Layout element entries
>> begin
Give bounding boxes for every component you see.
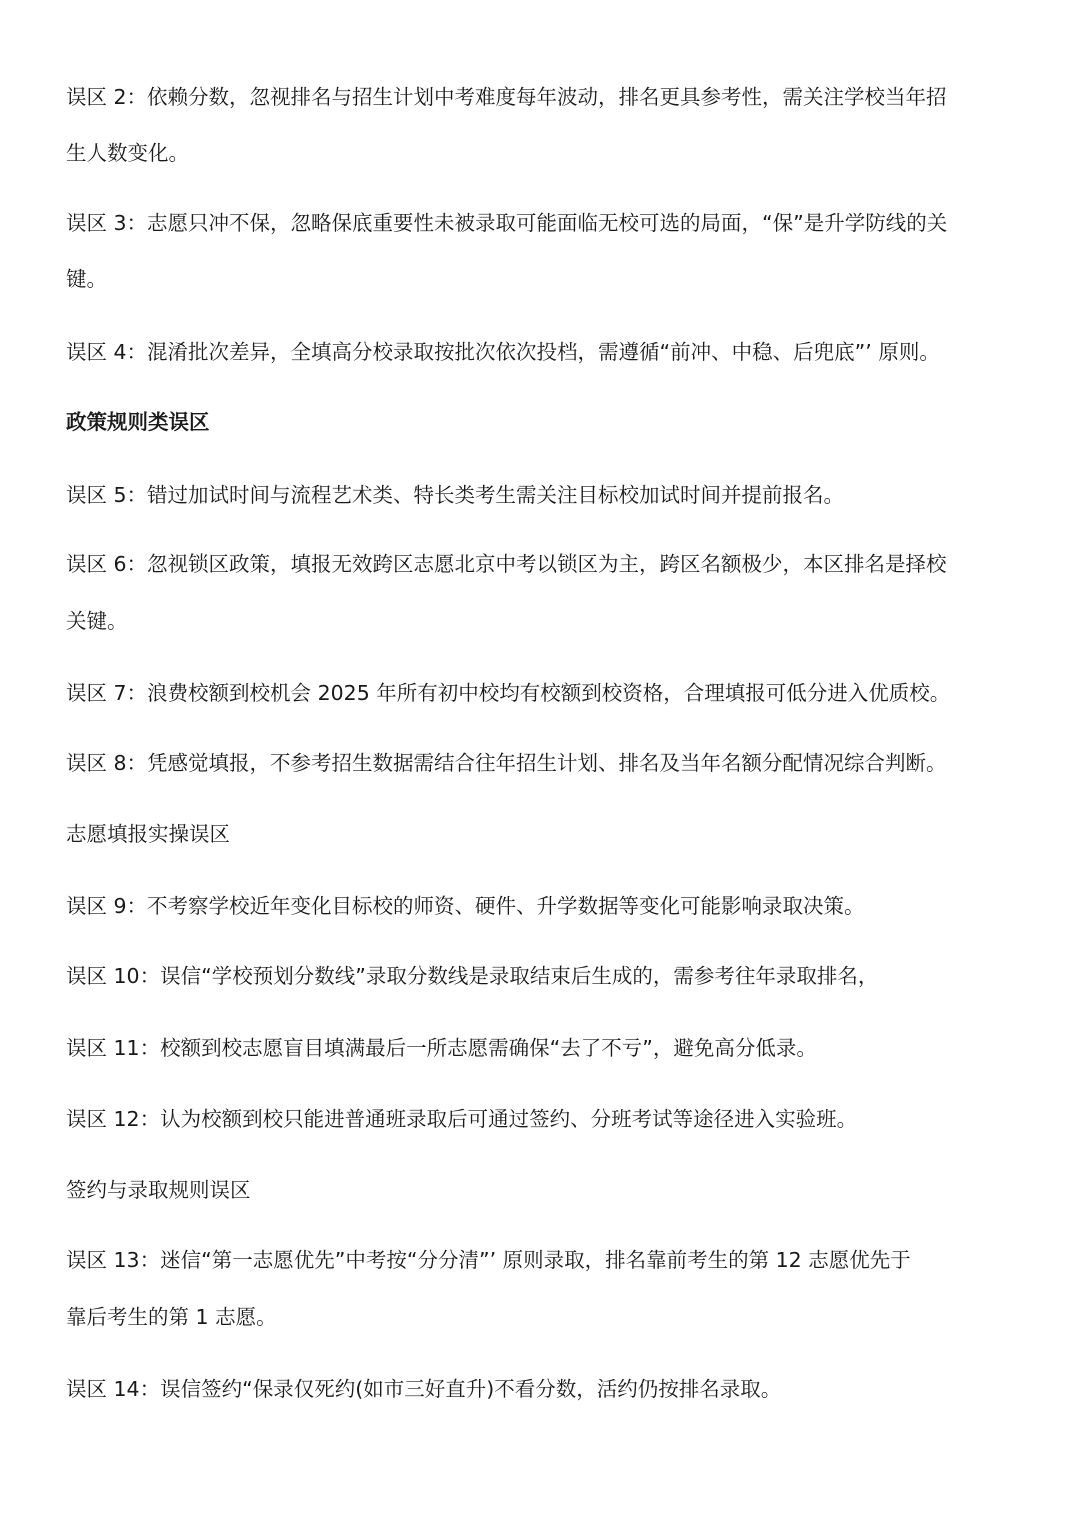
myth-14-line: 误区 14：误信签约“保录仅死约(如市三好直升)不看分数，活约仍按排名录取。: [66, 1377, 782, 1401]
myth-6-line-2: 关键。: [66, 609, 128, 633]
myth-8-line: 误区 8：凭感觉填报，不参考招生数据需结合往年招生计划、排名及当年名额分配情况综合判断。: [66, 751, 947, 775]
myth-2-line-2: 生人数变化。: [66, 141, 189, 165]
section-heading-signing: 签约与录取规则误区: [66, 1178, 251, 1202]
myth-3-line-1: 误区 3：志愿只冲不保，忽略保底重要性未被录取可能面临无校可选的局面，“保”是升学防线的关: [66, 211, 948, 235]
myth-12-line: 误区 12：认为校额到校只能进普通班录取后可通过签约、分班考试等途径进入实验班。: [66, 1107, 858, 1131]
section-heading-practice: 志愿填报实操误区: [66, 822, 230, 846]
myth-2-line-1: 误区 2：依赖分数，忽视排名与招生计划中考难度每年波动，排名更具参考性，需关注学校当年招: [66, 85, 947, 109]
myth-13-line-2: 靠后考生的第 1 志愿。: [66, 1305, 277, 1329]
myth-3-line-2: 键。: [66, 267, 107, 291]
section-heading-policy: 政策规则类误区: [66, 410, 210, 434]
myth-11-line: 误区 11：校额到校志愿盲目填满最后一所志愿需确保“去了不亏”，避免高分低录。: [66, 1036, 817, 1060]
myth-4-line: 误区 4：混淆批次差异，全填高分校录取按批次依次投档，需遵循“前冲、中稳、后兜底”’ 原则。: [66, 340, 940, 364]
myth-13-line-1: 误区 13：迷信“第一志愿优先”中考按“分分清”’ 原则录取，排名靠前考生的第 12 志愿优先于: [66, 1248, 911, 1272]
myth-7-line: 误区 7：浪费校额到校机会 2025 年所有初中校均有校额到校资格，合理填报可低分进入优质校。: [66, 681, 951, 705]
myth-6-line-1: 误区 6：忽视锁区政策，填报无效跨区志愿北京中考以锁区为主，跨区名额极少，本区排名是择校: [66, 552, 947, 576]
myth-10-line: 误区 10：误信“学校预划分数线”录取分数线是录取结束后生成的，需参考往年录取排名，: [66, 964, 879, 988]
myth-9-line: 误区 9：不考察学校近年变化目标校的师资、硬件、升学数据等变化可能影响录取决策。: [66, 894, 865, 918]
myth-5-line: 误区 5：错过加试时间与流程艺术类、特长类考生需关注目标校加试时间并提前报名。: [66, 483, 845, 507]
>> end
- _Exercise prompt_
Copy out the records from the line containing "1377, 782, 1401]" through the line containing "section-heading-practice: 志愿填报实操误区: [66, 822, 230, 846]", keeping each one unchanged.

- _Written solution_
myth-14-line: 误区 14：误信签约“保录仅死约(如市三好直升)不看分数，活约仍按排名录取。: [66, 1377, 782, 1401]
myth-6-line-2: 关键。: [66, 609, 128, 633]
myth-8-line: 误区 8：凭感觉填报，不参考招生数据需结合往年招生计划、排名及当年名额分配情况综合判断。: [66, 751, 947, 775]
myth-2-line-2: 生人数变化。: [66, 141, 189, 165]
section-heading-signing: 签约与录取规则误区: [66, 1178, 251, 1202]
myth-3-line-1: 误区 3：志愿只冲不保，忽略保底重要性未被录取可能面临无校可选的局面，“保”是升学防线的关: [66, 211, 948, 235]
myth-12-line: 误区 12：认为校额到校只能进普通班录取后可通过签约、分班考试等途径进入实验班。: [66, 1107, 858, 1131]
section-heading-practice: 志愿填报实操误区: [66, 822, 230, 846]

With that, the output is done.